◆ **What the exercise asks**
Print the entries that appear below, exactly as written and without their pictures.

[Data excerpts]
────────
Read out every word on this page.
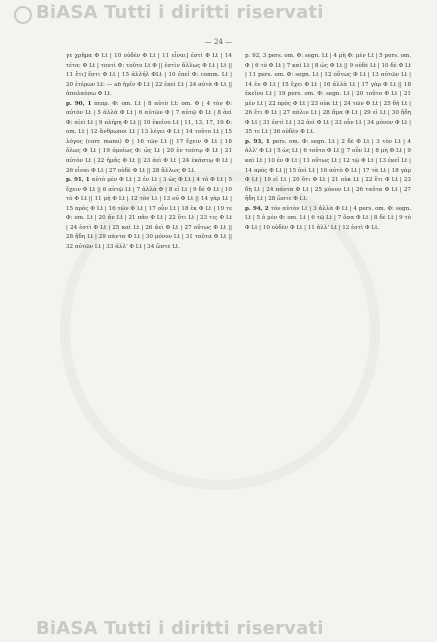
BiASA Tutti i diritti riservati
— 24 —

γε χρῆμα Φ Lt | 10 οὐδέν Φ Lt | 11 εἶναι] ἐστὶ Φ Lt | 14 τέτα: Φ Lt | τουτὶ Φ: τοῦτο Lt Φ || ἐστὶν ἄλλως Φ Lt | Lt || 11 ἔτι] ἔστι Φ Lt | 15 ἀλλήλ ΦLt | 10 ἐπεί Φ: comm. Lt | 20 ἑτέρων Lt: — ab ἡμῖν Φ Lt | 22 ἐπεὶ Lt | 24 αὐτὰ Φ Lt || ἀπολαύσω Φ Lt.

p. 90, 1 πεπρ. Φ: om. Lt | 8 αὐτὸ Lt: om. Φ | 4 τὸν Φ: αὐτὸν Lt | 5 ἀλλὰ Φ Lt | 6 αὐτῶν Φ | 7 αὐτῷ Φ Lt | 8 ἀεὶ Φ: αἰεὶ Lt | 9 πλήρη Φ Lt || 10 ἐκεῖνο Lt | 11, 13, 17, 19 Φ: om. Lt | 12 ἄνθρωποι Lt | 13 λέγει Φ Lt | 14 τοῦτο Lt | 15 λόγος (corr. manu) Φ | 16 τῶν Lt || 17 ἔχειν Φ Lt | 18 ὅλως Φ Lt | 19 ὁμοίως Φ: ὡς Lt | 20 ἐν τούτῳ Φ Lt | 21 αὐτὸν Lt | 22 ἡμᾶς Φ Lt || 23 ἀεὶ Φ Lt | 24 ἑκάστῳ Φ Lt | 26 εἶναι Φ Lt | 27 οὐδὲ Φ Lt || 28 ἄλλως Φ Lt.

p. 91, 1 αὐτὸ μὲν Φ Lt | 2 ἐν Lt | 3 ὡς Φ Lt | 4 τὸ Φ Lt | 5 ἔχειν Φ Lt || 6 αὐτῷ Lt | 7 ἀλλὰ Φ | 8 εἰ Lt | 9 δὲ Φ Lt | 10 τὸ Φ Lt || 11 μὴ Φ Lt | 12 τὸν Lt | 13 οὐ Φ Lt || 14 γὰρ Lt | 15 πρὸς Φ Lt | 16 τῶν Φ Lt | 17 οὖν Lt | 18 ἐκ Φ Lt | 19 τε Φ: om. Lt | 20 ἄν Lt | 21 πᾶν Φ Lt | 22 ὅτι Lt | 23 τις Φ Lt | 24 ἐστὶ Φ Lt | 25 καὶ Lt | 26 ἀεὶ Φ Lt | 27 οὕτως Φ Lt || 28 ἤδη Lt | 29 πάντα Φ Lt | 30 μόνον Lt | 31 ταῦτα Φ Lt || 32 αὐτῶν Lt | 33 ἀλλ' Φ Lt | 34 ὥστε Lt.

p. 92, 3 pers. om. Φ: segn. Lt | 4 μὴ Φ: μὲν Lt | 5 pers. om. Φ | 6 τὸ Φ Lt | 7 καὶ Lt | 8 ὡς Φ Lt || 9 οὐδὲ Lt | 10 δὲ Φ Lt | 11 pers. om. Φ: segn. Lt | 12 οὕτως Φ Lt | 13 αὐτῶν Lt | 14 ἐν Φ Lt | 15 ἔχει Φ Lt | 16 ἀλλὰ Lt | 17 γὰρ Φ Lt || 18 ἐκεῖνο Lt | 19 pers. om. Φ: segn. Lt | 20 τοῦτο Φ Lt | 21 μὲν Lt | 22 πρὸς Φ Lt | 23 οὐκ Lt | 24 τῶν Φ Lt | 25 δὴ Lt | 26 ἔτι Φ Lt | 27 πάλιν Lt | 28 ἅμα Φ Lt | 29 εἰ Lt | 30 ἤδη Φ Lt | 31 ἐστὶ Lt | 32 ἀεὶ Φ Lt | 33 οὖν Lt | 34 μόνον Φ Lt | 35 τε Lt | 36 οὐδὲν Φ Lt.

p. 93, 1 pers. om. Φ: segn. Lt | 2 δὲ Φ Lt | 3 τὸν Lt | 4 ἀλλ' Φ Lt | 5 ὡς Lt | 6 τοῦτο Φ Lt || 7 οὖν Lt | 8 μὴ Φ Lt | 9 καὶ Lt | 10 ἐν Φ Lt | 11 οὕτως Lt | 12 τῷ Φ Lt | 13 ἐκεῖ Lt | 14 πρὸς Φ Lt || 15 ἀεὶ Lt | 16 αὐτὸ Φ Lt | 17 τὰ Lt | 18 γὰρ Φ Lt | 19 εἰ Lt | 20 ὅτι Φ Lt | 21 οὐκ Lt | 22 ἔτι Φ Lt | 23 δὴ Lt | 24 πάντα Φ Lt | 25 μόνον Lt | 26 ταῦτα Φ Lt | 27 ἤδη Lt | 28 ὥστε Φ Lt.

p. 94, 2 τὸν αὐτὸν Lt | 3 ἀλλὰ Φ Lt | 4 pers. om. Φ: segn. Lt | 5 ὁ μὲν Φ: om. Lt | 6 τῷ Lt | 7 ὅσα Φ Lt | 8 δὲ Lt | 9 τὸ Φ Lt | 10 οὐδὲν Φ Lt | 11 ἀλλ' Lt | 12 ἐστὶ Φ Lt.

BiASA Tutti i diritti riservati
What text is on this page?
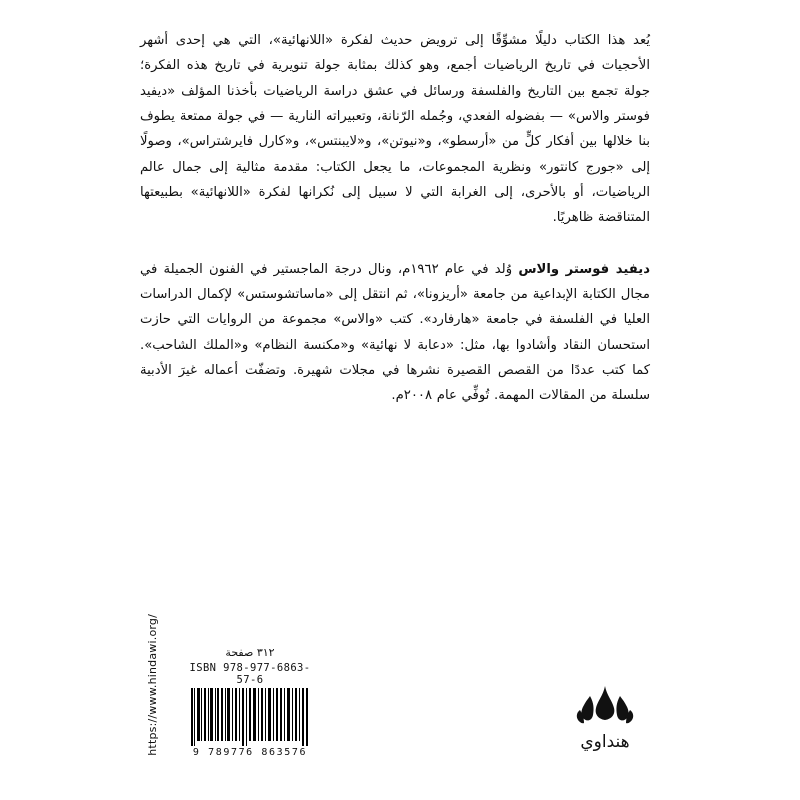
يُعد هذا الكتاب دليلًا مشوِّقًا إلى ترويض حديث لفكرة «اللانهائية»، التي هي إحدى أشهر الأحجيات في تاريخ الرياضيات أجمع، وهو كذلك بمثابة جولة تنويرية في تاريخ هذه الفكرة؛ جولة تجمع بين التاريخ والفلسفة ورسائل في عشق دراسة الرياضيات بأخذنا المؤلف «ديفيد فوستر والاس» — بفضوله الفعدي، وجُمله الرّنانة، وتعبيراته النارية — في جولة ممتعة يطوف بنا خلالها بين أفكار كلٍّ من «أرسطو»، و«نيوتن»، و«لايبنتس»، و«كارل فايرشتراس»، وصولًا إلى «جورج كانتور» ونظرية المجموعات، ما يجعل الكتاب: مقدمة مثالية إلى جمال عالم الرياضيات، أو بالأحرى، إلى الغرابة التي لا سبيل إلى نُكرانها لفكرة «اللانهائية» بطبيعتها المتناقضة ظاهريًا.

ديفيد فوستر والاس وُلد في عام ١٩٦٢م، ونال درجة الماجستير في الفنون الجميلة في مجال الكتابة الإبداعية من جامعة «أريزونا»، ثم انتقل إلى «ماساتشوستس» لإكمال الدراسات العليا في الفلسفة في جامعة «هارفارد». كتب «والاس» مجموعة من الروايات التي حازت استحسان النقاد وأشادوا بها، مثل: «دعابة لا نهائية» و«مكنسة النظام» و«الملك الشاحب». كما كتب عددًا من القصص القصيرة نشرها في مجلات شهيرة. وتضفّت أعماله غيرَ الأدبية سلسلة من المقالات المهمة. تُوفِّي عام ٢٠٠٨م.

https://www.hindawi.org/	٣١٢ صفحة
ISBN 978-977-6863-57-6
9 789776 863576
هنداوي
────────
◆ **Output below**
Read out every word on this page.
BiASA Tutti i diritti riservati
— 24 —

γε χρῆμα Φ Lt | 10 οὐδέν Φ Lt | 11 εἶναι] ἐστὶ Φ Lt | 14 τέτα: Φ Lt | τουτὶ Φ: τοῦτο Lt Φ || ἐστὶν ἄλλως Φ Lt | Lt || 11 ἔτι] ἔστι Φ Lt | 15 ἀλλήλ ΦLt | 10 ἐπεί Φ: comm. Lt | 20 ἑτέρων Lt: — ab ἡμῖν Φ Lt | 22 ἐπεὶ Lt | 24 αὐτὰ Φ Lt || ἀπολαύσω Φ Lt.

p. 90, 1 πεπρ. Φ: om. Lt | 8 αὐτὸ Lt: om. Φ | 4 τὸν Φ: αὐτὸν Lt | 5 ἀλλὰ Φ Lt | 6 αὐτῶν Φ | 7 αὐτῷ Φ Lt | 8 ἀεὶ Φ: αἰεὶ Lt | 9 πλήρη Φ Lt || 10 ἐκεῖνο Lt | 11, 13, 17, 19 Φ: om. Lt | 12 ἄνθρωποι Lt | 13 λέγει Φ Lt | 14 τοῦτο Lt | 15 λόγος (corr. manu) Φ | 16 τῶν Lt || 17 ἔχειν Φ Lt | 18 ὅλως Φ Lt | 19 ὁμοίως Φ: ὡς Lt | 20 ἐν τούτῳ Φ Lt | 21 αὐτὸν Lt | 22 ἡμᾶς Φ Lt || 23 ἀεὶ Φ Lt | 24 ἑκάστῳ Φ Lt | 26 εἶναι Φ Lt | 27 οὐδὲ Φ Lt || 28 ἄλλως Φ Lt.

p. 91, 1 αὐτὸ μὲν Φ Lt | 2 ἐν Lt | 3 ὡς Φ Lt | 4 τὸ Φ Lt | 5 ἔχειν Φ Lt || 6 αὐτῷ Lt | 7 ἀλλὰ Φ | 8 εἰ Lt | 9 δὲ Φ Lt | 10 τὸ Φ Lt || 11 μὴ Φ Lt | 12 τὸν Lt | 13 οὐ Φ Lt || 14 γὰρ Lt | 15 πρὸς Φ Lt | 16 τῶν Φ Lt | 17 οὖν Lt | 18 ἐκ Φ Lt | 19 τε Φ: om. Lt | 20 ἄν Lt | 21 πᾶν Φ Lt | 22 ὅτι Lt | 23 τις Φ Lt | 24 ἐστὶ Φ Lt | 25 καὶ Lt | 26 ἀεὶ Φ Lt | 27 οὕτως Φ Lt || 28 ἤδη Lt | 29 πάντα Φ Lt | 30 μόνον Lt | 31 ταῦτα Φ Lt || 32 αὐτῶν Lt | 33 ἀλλ' Φ Lt | 34 ὥστε Lt.

p. 92, 3 pers. om. Φ: segn. Lt | 4 μὴ Φ: μὲν Lt | 5 pers. om. Φ | 6 τὸ Φ Lt | 7 καὶ Lt | 8 ὡς Φ Lt || 9 οὐδὲ Lt | 10 δὲ Φ Lt | 11 pers. om. Φ: segn. Lt | 12 οὕτως Φ Lt | 13 αὐτῶν Lt | 14 ἐν Φ Lt | 15 ἔχει Φ Lt | 16 ἀλλὰ Lt | 17 γὰρ Φ Lt || 18 ἐκεῖνο Lt | 19 pers. om. Φ: segn. Lt | 20 τοῦτο Φ Lt | 21 μὲν Lt | 22 πρὸς Φ Lt | 23 οὐκ Lt | 24 τῶν Φ Lt | 25 δὴ Lt | 26 ἔτι Φ Lt | 27 πάλιν Lt | 28 ἅμα Φ Lt | 29 εἰ Lt | 30 ἤδη Φ Lt | 31 ἐστὶ Lt | 32 ἀεὶ Φ Lt | 33 οὖν Lt | 34 μόνον Φ Lt | 35 τε Lt | 36 οὐδὲν Φ Lt.

p. 93, 1 pers. om. Φ: segn. Lt | 2 δὲ Φ Lt | 3 τὸν Lt | 4 ἀλλ' Φ Lt | 5 ὡς Lt | 6 τοῦτο Φ Lt || 7 οὖν Lt | 8 μὴ Φ Lt | 9 καὶ Lt | 10 ἐν Φ Lt | 11 οὕτως Lt | 12 τῷ Φ Lt | 13 ἐκεῖ Lt | 14 πρὸς Φ Lt || 15 ἀεὶ Lt | 16 αὐτὸ Φ Lt | 17 τὰ Lt | 18 γὰρ Φ Lt | 19 εἰ Lt | 20 ὅτι Φ Lt | 21 οὐκ Lt | 22 ἔτι Φ Lt | 23 δὴ Lt | 24 πάντα Φ Lt | 25 μόνον Lt | 26 ταῦτα Φ Lt | 27 ἤδη Lt | 28 ὥστε Φ Lt.

p. 94, 2 τὸν αὐτὸν Lt | 3 ἀλλὰ Φ Lt | 4 pers. om. Φ: segn. Lt | 5 ὁ μὲν Φ: om. Lt | 6 τῷ Lt | 7 ὅσα Φ Lt | 8 δὲ Lt | 9 τὸ Φ Lt | 10 οὐδὲν Φ Lt | 11 ἀλλ' Lt | 12 ἐστὶ Φ Lt.

BiASA Tutti i diritti riservati
What text is on this page?
يُعد هذا الكتاب دليلًا مشوِّقًا إلى ترويض حديث لفكرة «اللانهائية»، التي هي إحدى أشهر الأحجيات في تاريخ الرياضيات أجمع، وهو كذلك بمثابة جولة تنويرية في تاريخ هذه الفكرة؛ جولة تجمع بين التاريخ والفلسفة ورسائل في عشق دراسة الرياضيات بأخذنا المؤلف «ديفيد فوستر والاس» — بفضوله الفعدي، وجُمله الرّنانة، وتعبيراته النارية — في جولة ممتعة يطوف بنا خلالها بين أفكار كلٍّ من «أرسطو»، و«نيوتن»، و«لايبنتس»، و«كارل فايرشتراس»، وصولًا إلى «جورج كانتور» ونظرية المجموعات، ما يجعل الكتاب: مقدمة مثالية إلى جمال عالم الرياضيات، أو بالأحرى، إلى الغرابة التي لا سبيل إلى نُكرانها لفكرة «اللانهائية» بطبيعتها المتناقضة ظاهريًا.

ديفيد فوستر والاس وُلد في عام ١٩٦٢م، ونال درجة الماجستير في الفنون الجميلة في مجال الكتابة الإبداعية من جامعة «أريزونا»، ثم انتقل إلى «ماساتشوستس» لإكمال الدراسات العليا في الفلسفة في جامعة «هارفارد». كتب «والاس» مجموعة من الروايات التي حازت استحسان النقاد وأشادوا بها، مثل: «دعابة لا نهائية» و«مكنسة النظام» و«الملك الشاحب». كما كتب عددًا من القصص القصيرة نشرها في مجلات شهيرة. وتضفّت أعماله غيرَ الأدبية سلسلة من المقالات المهمة. تُوفِّي عام ٢٠٠٨م.

https://www.hindawi.org/	٣١٢ صفحة
ISBN 978-977-6863-57-6
9 789776 863576
هنداوي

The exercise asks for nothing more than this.